* [Your objective]:
Each line containing the word "triangle" must be collected.

Chart and figure data:
****************

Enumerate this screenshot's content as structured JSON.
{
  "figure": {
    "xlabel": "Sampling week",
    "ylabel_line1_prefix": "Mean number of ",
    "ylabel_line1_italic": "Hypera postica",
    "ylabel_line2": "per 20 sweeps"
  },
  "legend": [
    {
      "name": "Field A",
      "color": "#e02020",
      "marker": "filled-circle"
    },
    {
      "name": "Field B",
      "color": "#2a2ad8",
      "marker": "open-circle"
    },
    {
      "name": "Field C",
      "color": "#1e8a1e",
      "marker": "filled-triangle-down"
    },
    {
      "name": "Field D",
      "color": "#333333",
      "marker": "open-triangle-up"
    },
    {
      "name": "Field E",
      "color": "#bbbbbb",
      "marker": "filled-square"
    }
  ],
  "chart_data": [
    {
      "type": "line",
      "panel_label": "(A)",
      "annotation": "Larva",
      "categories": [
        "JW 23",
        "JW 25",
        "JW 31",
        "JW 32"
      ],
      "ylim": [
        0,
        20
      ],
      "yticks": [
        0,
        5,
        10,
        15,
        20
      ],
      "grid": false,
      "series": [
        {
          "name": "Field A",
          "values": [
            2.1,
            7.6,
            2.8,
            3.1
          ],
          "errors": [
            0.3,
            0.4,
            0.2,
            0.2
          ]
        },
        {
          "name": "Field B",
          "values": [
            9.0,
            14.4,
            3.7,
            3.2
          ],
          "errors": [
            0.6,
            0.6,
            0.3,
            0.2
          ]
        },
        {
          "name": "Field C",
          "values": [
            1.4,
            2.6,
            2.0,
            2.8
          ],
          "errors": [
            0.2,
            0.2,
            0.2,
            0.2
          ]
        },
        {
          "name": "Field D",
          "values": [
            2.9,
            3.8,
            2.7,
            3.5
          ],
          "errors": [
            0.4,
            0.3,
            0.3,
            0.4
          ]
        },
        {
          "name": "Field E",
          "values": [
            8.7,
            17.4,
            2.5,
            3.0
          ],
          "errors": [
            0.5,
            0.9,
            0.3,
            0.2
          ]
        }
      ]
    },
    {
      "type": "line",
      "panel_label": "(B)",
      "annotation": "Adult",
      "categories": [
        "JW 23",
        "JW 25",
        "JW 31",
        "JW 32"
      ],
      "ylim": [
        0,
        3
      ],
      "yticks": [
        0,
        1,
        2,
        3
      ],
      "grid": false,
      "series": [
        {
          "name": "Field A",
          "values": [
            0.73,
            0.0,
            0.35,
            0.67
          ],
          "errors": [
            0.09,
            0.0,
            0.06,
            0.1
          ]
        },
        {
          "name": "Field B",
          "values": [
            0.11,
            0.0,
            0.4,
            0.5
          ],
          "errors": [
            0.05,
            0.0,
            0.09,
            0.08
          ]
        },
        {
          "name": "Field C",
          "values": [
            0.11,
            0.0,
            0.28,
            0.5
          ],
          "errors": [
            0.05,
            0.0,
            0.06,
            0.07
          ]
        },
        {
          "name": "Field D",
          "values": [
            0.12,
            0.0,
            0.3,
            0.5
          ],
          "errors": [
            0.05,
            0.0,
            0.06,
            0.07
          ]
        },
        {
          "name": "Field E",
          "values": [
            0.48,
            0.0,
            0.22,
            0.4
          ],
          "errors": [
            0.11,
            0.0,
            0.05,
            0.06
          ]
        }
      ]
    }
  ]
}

****************

* [Exercise answer]:
      "marker": "filled-triangle-down"
      "marker": "open-triangle-up"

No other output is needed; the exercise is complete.